(Recorded data)

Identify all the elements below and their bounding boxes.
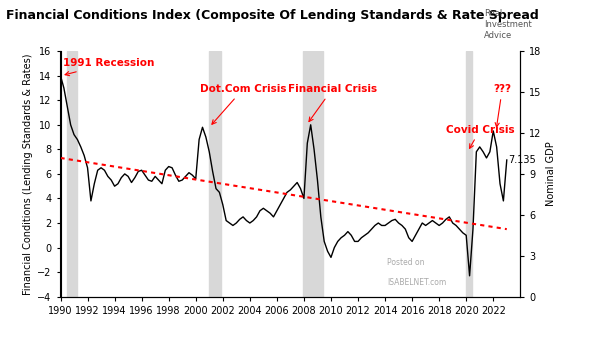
- Bar: [67, 51, 77, 297]
- Text: Covid Crisis: Covid Crisis: [446, 124, 514, 148]
- Text: Posted on: Posted on: [387, 258, 425, 267]
- Text: ???: ???: [493, 84, 511, 127]
- Text: Financial Crisis: Financial Crisis: [288, 84, 377, 121]
- Text: Real
Investment
Advice: Real Investment Advice: [484, 9, 532, 40]
- Text: 1991 Recession: 1991 Recession: [63, 58, 155, 76]
- Text: Dot.Com Crisis: Dot.Com Crisis: [200, 84, 286, 124]
- Y-axis label: Financial Conditions (Lending Standards & Rates): Financial Conditions (Lending Standards …: [23, 53, 33, 295]
- Text: 7.135: 7.135: [508, 155, 536, 165]
- Bar: [302, 51, 323, 297]
- Y-axis label: Nominal GDP: Nominal GDP: [546, 142, 556, 206]
- Text: ISABELNET.com: ISABELNET.com: [387, 278, 446, 287]
- Text: Financial Conditions Index (Composite Of Lending Standards & Rate Spread: Financial Conditions Index (Composite Of…: [6, 9, 539, 21]
- Bar: [209, 51, 221, 297]
- Bar: [466, 51, 472, 297]
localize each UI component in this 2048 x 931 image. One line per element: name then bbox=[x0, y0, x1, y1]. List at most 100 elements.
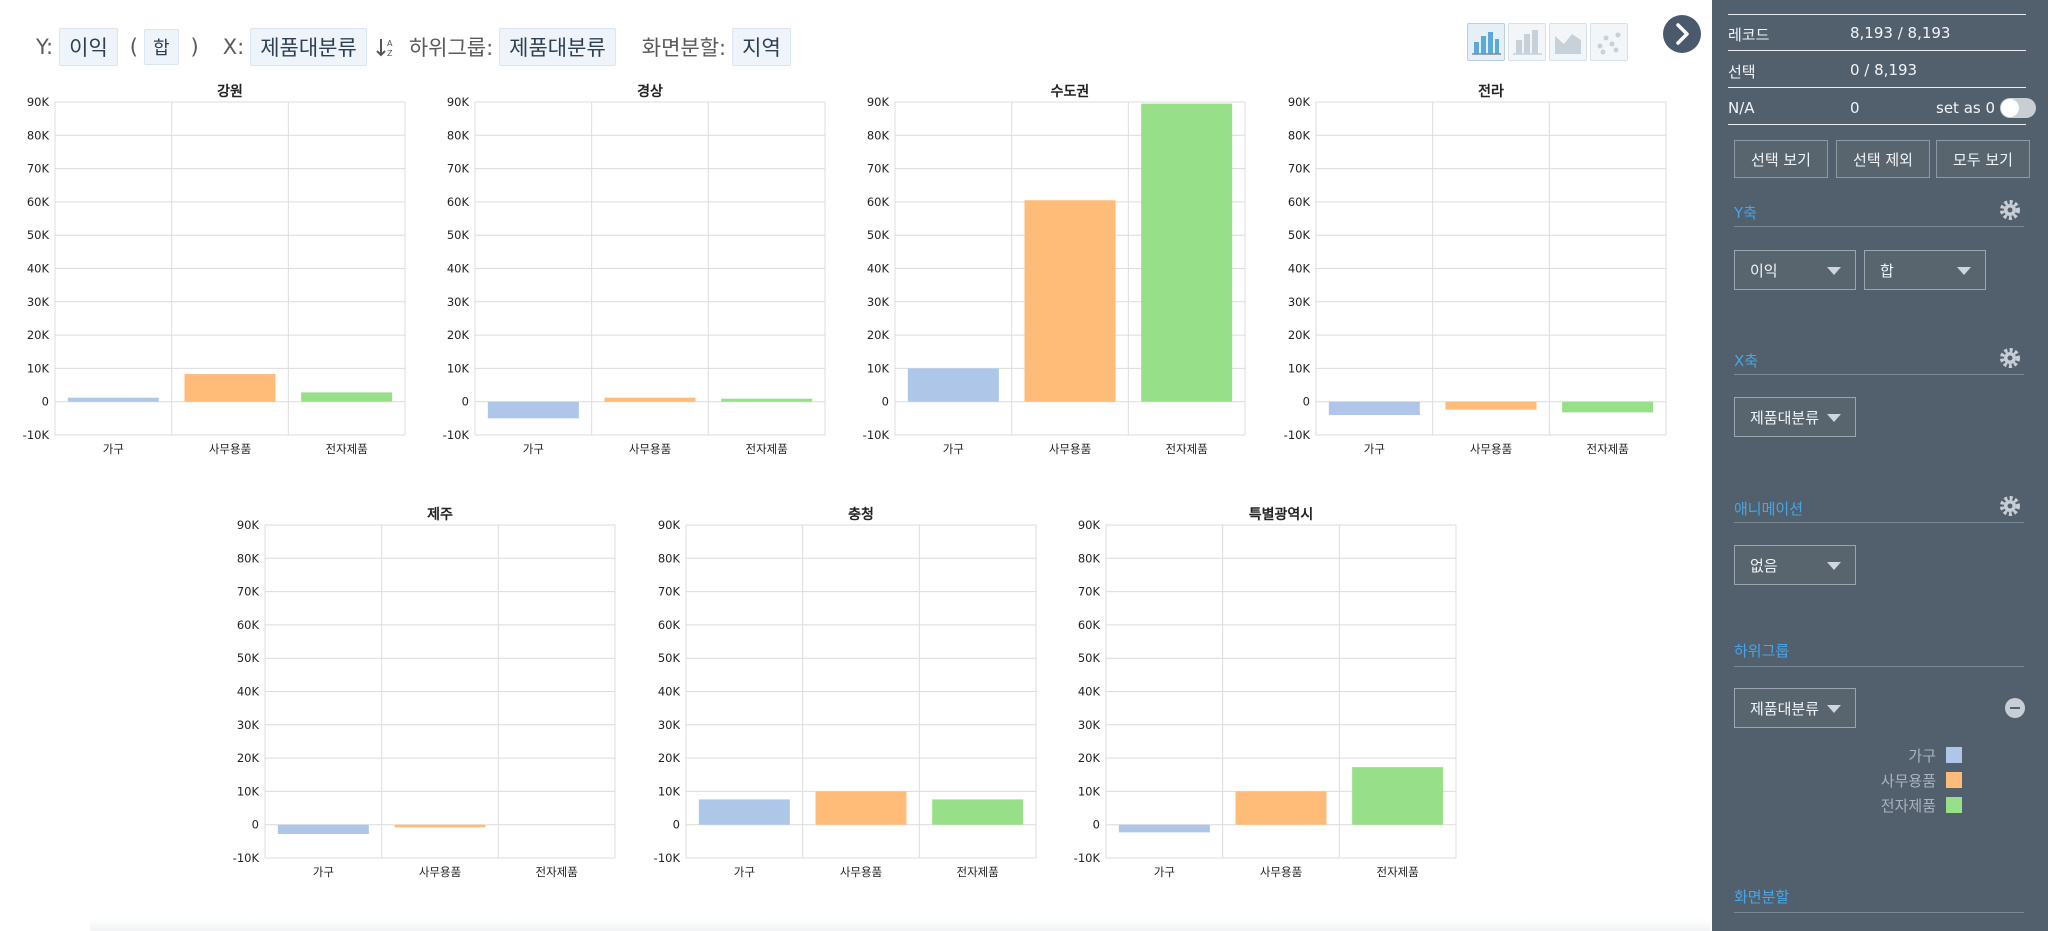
scatter-chart-type-button[interactable] bbox=[1590, 23, 1628, 61]
y-tick-label: 90K bbox=[658, 518, 681, 532]
y-tick-label: 40K bbox=[237, 685, 260, 699]
exclude-selection-button[interactable]: 선택 제외 bbox=[1836, 140, 1930, 178]
bar[interactable] bbox=[1352, 767, 1444, 825]
na-value: 0 bbox=[1850, 99, 1860, 117]
selection-divider bbox=[1728, 87, 2026, 88]
x-tick-label: 사무용품 bbox=[629, 442, 671, 456]
y-tick-label: 30K bbox=[867, 295, 890, 309]
aggregation-dropdown-value: 합 bbox=[1880, 261, 1894, 280]
area-chart-type-button[interactable] bbox=[1549, 23, 1587, 61]
y-tick-label: 40K bbox=[1288, 262, 1311, 276]
panel-title: 강원 bbox=[217, 83, 243, 100]
y-tick-label: 50K bbox=[658, 651, 681, 665]
x-tick-label: 전자제품 bbox=[746, 442, 788, 456]
x-field-dropdown[interactable]: 제품대분류 bbox=[1734, 397, 1856, 437]
bar[interactable] bbox=[932, 799, 1024, 825]
y-tick-label: 10K bbox=[27, 361, 50, 375]
legend-item-office: 사무용품 bbox=[1762, 770, 1962, 790]
bar[interactable] bbox=[1118, 824, 1210, 833]
split-label: 화면분할: bbox=[641, 36, 727, 60]
y-tick-label: 90K bbox=[27, 95, 50, 109]
bar[interactable] bbox=[604, 397, 696, 402]
y-tick-label: 0 bbox=[673, 818, 680, 832]
animation-dropdown[interactable]: 없음 bbox=[1734, 545, 1856, 585]
x-field-chip[interactable]: 제품대분류 bbox=[250, 28, 367, 66]
subgroup-section-title: 하위그룹 bbox=[1734, 642, 1790, 660]
aggregation-chip[interactable]: 합 bbox=[143, 29, 179, 65]
set-as-zero-toggle[interactable] bbox=[2000, 98, 2036, 118]
y-tick-label: 10K bbox=[447, 361, 470, 375]
remove-subgroup-icon[interactable] bbox=[2005, 698, 2025, 718]
panel-title: 제주 bbox=[427, 507, 453, 523]
y-tick-label: -10K bbox=[654, 851, 681, 865]
panel-top-divider bbox=[1728, 14, 2026, 15]
records-label: 레코드 bbox=[1728, 26, 1770, 44]
na-label: N/A bbox=[1728, 99, 1755, 117]
legend-swatch bbox=[1946, 772, 1962, 788]
x-tick-label: 가구 bbox=[313, 865, 334, 879]
aggregation-dropdown[interactable]: 합 bbox=[1864, 250, 1986, 290]
y-tick-label: 30K bbox=[237, 718, 260, 732]
subgroup-label: 하위그룹: bbox=[408, 36, 494, 60]
y-field-dropdown[interactable]: 이익 bbox=[1734, 250, 1856, 290]
y-axis-label: Y: bbox=[36, 35, 54, 59]
bar[interactable] bbox=[907, 368, 999, 402]
bar[interactable] bbox=[1562, 401, 1654, 413]
collapse-panel-button[interactable] bbox=[1663, 15, 1701, 53]
subgroup-chip[interactable]: 제품대분류 bbox=[499, 28, 616, 66]
bar[interactable] bbox=[1445, 401, 1537, 410]
bar[interactable] bbox=[1235, 791, 1327, 825]
records-divider bbox=[1728, 50, 2026, 51]
bar-chart-gray-icon bbox=[1513, 30, 1542, 55]
y-tick-label: -10K bbox=[863, 428, 890, 442]
y-tick-label: 80K bbox=[447, 128, 470, 142]
y-tick-label: 70K bbox=[658, 585, 681, 599]
bar[interactable] bbox=[487, 401, 579, 419]
bar[interactable] bbox=[815, 791, 907, 825]
y-tick-label: -10K bbox=[233, 851, 260, 865]
x-tick-label: 가구 bbox=[523, 442, 544, 456]
x-tick-label: 가구 bbox=[943, 442, 964, 456]
y-field-chip[interactable]: 이익 bbox=[59, 28, 118, 66]
gear-icon[interactable] bbox=[1998, 346, 2022, 370]
y-tick-label: 60K bbox=[27, 195, 50, 209]
subgroup-section-divider bbox=[1734, 666, 2024, 667]
x-tick-label: 전자제품 bbox=[326, 442, 368, 456]
x-tick-label: 가구 bbox=[1154, 865, 1175, 879]
y-tick-label: 10K bbox=[658, 784, 681, 798]
bar[interactable] bbox=[67, 397, 159, 402]
bar[interactable] bbox=[394, 824, 486, 828]
y-tick-label: 60K bbox=[237, 618, 260, 632]
legend-label: 전자제품 bbox=[1880, 796, 1936, 815]
show-all-button[interactable]: 모두 보기 bbox=[1936, 140, 2030, 178]
bar[interactable] bbox=[1024, 200, 1116, 402]
subgroup-dropdown[interactable]: 제품대분류 bbox=[1734, 688, 1856, 728]
split-chip[interactable]: 지역 bbox=[732, 28, 791, 66]
bar[interactable] bbox=[277, 824, 369, 835]
bar[interactable] bbox=[698, 799, 790, 825]
bar[interactable] bbox=[1141, 103, 1233, 402]
bar[interactable] bbox=[721, 398, 813, 402]
chevron-right-icon bbox=[1676, 23, 1689, 45]
y-tick-label: 70K bbox=[867, 162, 890, 176]
bar[interactable] bbox=[1328, 401, 1420, 416]
stacked-bar-chart-type-button[interactable] bbox=[1508, 23, 1546, 61]
sort-az-icon[interactable]: A Z bbox=[375, 35, 397, 59]
chevron-down-icon bbox=[1827, 705, 1841, 713]
y-tick-label: 10K bbox=[867, 361, 890, 375]
y-tick-label: 70K bbox=[27, 162, 50, 176]
set-as-zero-label: set as 0 bbox=[1936, 99, 1996, 117]
show-selection-button[interactable]: 선택 보기 bbox=[1734, 140, 1828, 178]
bar[interactable] bbox=[301, 392, 393, 402]
gear-icon[interactable] bbox=[1998, 494, 2022, 518]
y-axis-section-title: Y축 bbox=[1734, 204, 1757, 222]
legend-swatch bbox=[1946, 797, 1962, 813]
bar[interactable] bbox=[184, 374, 276, 402]
gear-icon[interactable] bbox=[1998, 198, 2022, 222]
x-tick-label: 가구 bbox=[103, 442, 124, 456]
bar-chart-type-button[interactable] bbox=[1467, 23, 1505, 61]
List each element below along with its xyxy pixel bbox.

WHAT THE TASK REQUIRES:
Please rewrite all of the entries above, replacing every "y-tick-label" with "y-axis-tick" and leaving everything else unchanged. Leave the pictures out of your answer.

ANSWER TO THE PROBLEM:
Identify all the elements below and their bounding boxes.
- Bar: [67, 51, 77, 297]
- Text: Covid Crisis: Covid Crisis: [446, 124, 514, 148]
- Text: Posted on: Posted on: [387, 258, 425, 267]
- Text: ???: ???: [493, 84, 511, 127]
- Text: Financial Crisis: Financial Crisis: [288, 84, 377, 121]
- Text: Real
Investment
Advice: Real Investment Advice: [484, 9, 532, 40]
- Text: 1991 Recession: 1991 Recession: [63, 58, 155, 76]
- Text: Dot.Com Crisis: Dot.Com Crisis: [200, 84, 286, 124]
- Y-axis label: Financial Conditions (Lending Standards & Rates): Financial Conditions (Lending Standards …: [23, 53, 33, 295]
- Text: 7.135: 7.135: [508, 155, 536, 165]
- Bar: [302, 51, 323, 297]
- Y-axis label: Nominal GDP: Nominal GDP: [546, 142, 556, 206]
- Text: ISABELNET.com: ISABELNET.com: [387, 278, 446, 287]
- Text: Financial Conditions Index (Composite Of Lending Standards & Rate Spread: Financial Conditions Index (Composite Of…: [6, 9, 539, 21]
- Bar: [209, 51, 221, 297]
- Bar: [466, 51, 472, 297]
localize each UI component in this 2048 x 931 image. One line per element: name then bbox=[x0, y0, x1, y1]. List at most 100 elements.
scatter-chart-type-button[interactable] bbox=[1590, 23, 1628, 61]
y-axis-tick: 90K bbox=[658, 518, 681, 532]
y-axis-tick: 40K bbox=[237, 685, 260, 699]
exclude-selection-button[interactable]: 선택 제외 bbox=[1836, 140, 1930, 178]
bar[interactable] bbox=[1352, 767, 1444, 825]
na-value: 0 bbox=[1850, 99, 1860, 117]
selection-divider bbox=[1728, 87, 2026, 88]
x-tick-label: 사무용품 bbox=[629, 442, 671, 456]
y-axis-tick: 30K bbox=[867, 295, 890, 309]
aggregation-dropdown-value: 합 bbox=[1880, 261, 1894, 280]
area-chart-type-button[interactable] bbox=[1549, 23, 1587, 61]
y-axis-tick: 40K bbox=[1288, 262, 1311, 276]
panel-title: 강원 bbox=[217, 83, 243, 100]
y-axis-tick: 50K bbox=[658, 651, 681, 665]
x-tick-label: 전자제품 bbox=[746, 442, 788, 456]
x-field-dropdown[interactable]: 제품대분류 bbox=[1734, 397, 1856, 437]
bar[interactable] bbox=[932, 799, 1024, 825]
y-axis-tick: 10K bbox=[27, 361, 50, 375]
legend-item-office: 사무용품 bbox=[1762, 770, 1962, 790]
bar[interactable] bbox=[1118, 824, 1210, 833]
split-label: 화면분할: bbox=[641, 36, 727, 60]
y-axis-tick: 90K bbox=[27, 95, 50, 109]
bar[interactable] bbox=[604, 397, 696, 402]
y-axis-tick: 0 bbox=[673, 818, 680, 832]
animation-dropdown[interactable]: 없음 bbox=[1734, 545, 1856, 585]
x-field-chip[interactable]: 제품대분류 bbox=[250, 28, 367, 66]
subgroup-section-title: 하위그룹 bbox=[1734, 642, 1790, 660]
aggregation-chip[interactable]: 합 bbox=[143, 29, 179, 65]
set-as-zero-toggle[interactable] bbox=[2000, 98, 2036, 118]
y-axis-tick: 10K bbox=[447, 361, 470, 375]
remove-subgroup-icon[interactable] bbox=[2005, 698, 2025, 718]
panel-title: 제주 bbox=[427, 507, 453, 523]
y-axis-tick: -10K bbox=[654, 851, 681, 865]
panel-top-divider bbox=[1728, 14, 2026, 15]
records-label: 레코드 bbox=[1728, 26, 1770, 44]
na-label: N/A bbox=[1728, 99, 1755, 117]
legend-swatch bbox=[1946, 772, 1962, 788]
x-tick-label: 가구 bbox=[313, 865, 334, 879]
aggregation-dropdown[interactable]: 합 bbox=[1864, 250, 1986, 290]
y-axis-tick: 30K bbox=[237, 718, 260, 732]
subgroup-label: 하위그룹: bbox=[408, 36, 494, 60]
y-field-dropdown[interactable]: 이익 bbox=[1734, 250, 1856, 290]
y-axis-label: Y: bbox=[36, 35, 54, 59]
bar[interactable] bbox=[907, 368, 999, 402]
bar[interactable] bbox=[1562, 401, 1654, 413]
collapse-panel-button[interactable] bbox=[1663, 15, 1701, 53]
subgroup-chip[interactable]: 제품대분류 bbox=[499, 28, 616, 66]
bar[interactable] bbox=[1445, 401, 1537, 410]
bar[interactable] bbox=[1235, 791, 1327, 825]
records-divider bbox=[1728, 50, 2026, 51]
bar-chart-gray-icon bbox=[1513, 30, 1542, 55]
y-axis-tick: -10K bbox=[863, 428, 890, 442]
y-axis-tick: 80K bbox=[447, 128, 470, 142]
y-axis-tick: 70K bbox=[658, 585, 681, 599]
bar[interactable] bbox=[487, 401, 579, 419]
bar[interactable] bbox=[815, 791, 907, 825]
y-axis-tick: -10K bbox=[233, 851, 260, 865]
x-tick-label: 가구 bbox=[523, 442, 544, 456]
x-tick-label: 가구 bbox=[943, 442, 964, 456]
y-field-chip[interactable]: 이익 bbox=[59, 28, 118, 66]
gear-icon[interactable] bbox=[1998, 346, 2022, 370]
y-axis-tick: 60K bbox=[27, 195, 50, 209]
subgroup-section-divider bbox=[1734, 666, 2024, 667]
x-tick-label: 전자제품 bbox=[326, 442, 368, 456]
x-tick-label: 가구 bbox=[1154, 865, 1175, 879]
y-axis-tick: 10K bbox=[658, 784, 681, 798]
bar[interactable] bbox=[67, 397, 159, 402]
bar[interactable] bbox=[394, 824, 486, 828]
y-axis-tick: 60K bbox=[237, 618, 260, 632]
legend-label: 전자제품 bbox=[1880, 796, 1936, 815]
show-all-button[interactable]: 모두 보기 bbox=[1936, 140, 2030, 178]
bar[interactable] bbox=[1024, 200, 1116, 402]
subgroup-dropdown[interactable]: 제품대분류 bbox=[1734, 688, 1856, 728]
split-chip[interactable]: 지역 bbox=[732, 28, 791, 66]
bar[interactable] bbox=[277, 824, 369, 835]
bar[interactable] bbox=[698, 799, 790, 825]
bar[interactable] bbox=[1141, 103, 1233, 402]
bar[interactable] bbox=[721, 398, 813, 402]
chevron-right-icon bbox=[1676, 23, 1689, 45]
y-axis-tick: 70K bbox=[867, 162, 890, 176]
bar[interactable] bbox=[1328, 401, 1420, 416]
stacked-bar-chart-type-button[interactable] bbox=[1508, 23, 1546, 61]
sort-az-icon[interactable]: A Z bbox=[375, 35, 397, 59]
chevron-down-icon bbox=[1827, 705, 1841, 713]
y-axis-tick: 10K bbox=[867, 361, 890, 375]
y-axis-tick: 70K bbox=[27, 162, 50, 176]
set-as-zero-label: set as 0 bbox=[1936, 99, 1996, 117]
show-selection-button[interactable]: 선택 보기 bbox=[1734, 140, 1828, 178]
bar[interactable] bbox=[301, 392, 393, 402]
gear-icon[interactable] bbox=[1998, 494, 2022, 518]
y-axis-section-title: Y축 bbox=[1734, 204, 1757, 222]
legend-swatch bbox=[1946, 797, 1962, 813]
bar[interactable] bbox=[184, 374, 276, 402]
gear-icon[interactable] bbox=[1998, 198, 2022, 222]
x-tick-label: 가구 bbox=[103, 442, 124, 456]
bar-chart-type-button[interactable] bbox=[1467, 23, 1505, 61]
List each element below along with its xyxy pixel bbox.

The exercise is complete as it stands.